Pick out each line with the word "icon" from the material that follows.

______________________________

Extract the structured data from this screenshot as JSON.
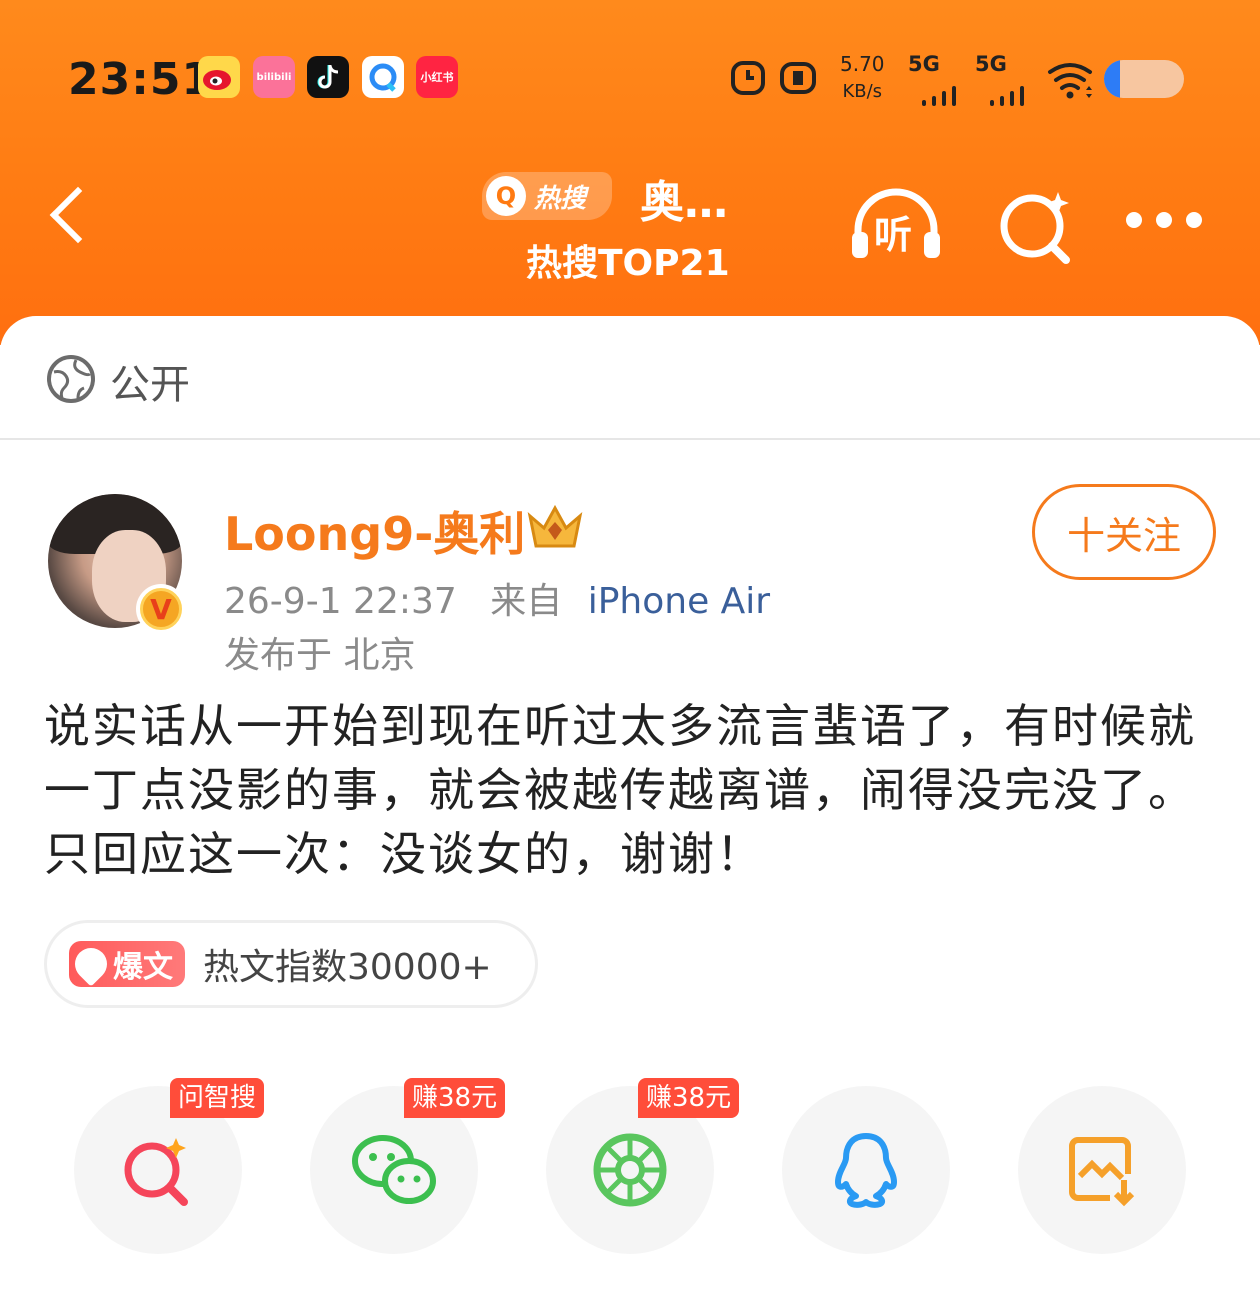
{
  "status_bar": {
    "time": "23:51",
    "apps": [
      "weibo-icon",
      "bilibili-icon",
      "tiktok-icon",
      "qq-browser-icon",
      "xiaohongshu-icon"
    ],
    "bilibili_label": "bilibili",
    "xiaohongshu_label": "小红书",
    "net_speed_value": "5.70",
    "net_speed_unit": "KB/s",
    "sim1": "5G",
    "sim2": "5G",
    "battery_level": 0.2
  },
  "nav": {
    "hot_badge": "热搜",
    "title": "奥…",
    "subtitle": "热搜TOP21",
    "listen_label": "听"
  },
  "visibility": {
    "label": "公开"
  },
  "post": {
    "author": "Loong9-奥利",
    "follow_label": "十关注",
    "date": "26-9-1 22:37",
    "from_label": "来自",
    "device": "iPhone Air",
    "location": "发布于 北京",
    "text": "说实话从一开始到现在听过太多流言蜚语了，有时候就一丁点没影的事，就会被越传越离谱，闹得没完没了。只回应这一次：没谈女的，谢谢！",
    "hot_tag": "爆文",
    "hot_index": "热文指数30000+"
  },
  "share": [
    {
      "name": "ai-search",
      "tag": "问智搜"
    },
    {
      "name": "wechat",
      "tag": "赚38元"
    },
    {
      "name": "moments",
      "tag": "赚38元"
    },
    {
      "name": "qq",
      "tag": ""
    },
    {
      "name": "save-image",
      "tag": ""
    }
  ],
  "colors": {
    "brand_orange": "#ff7a12",
    "accent_orange": "#f57a1c",
    "tag_red": "#ff4d3a",
    "device_blue": "#3a5f9a"
  }
}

______________________________

__Finished exercise__:
      "weibo-icon",
      "bilibili-icon",
      "tiktok-icon",
      "qq-browser-icon",
      "xiaohongshu-icon"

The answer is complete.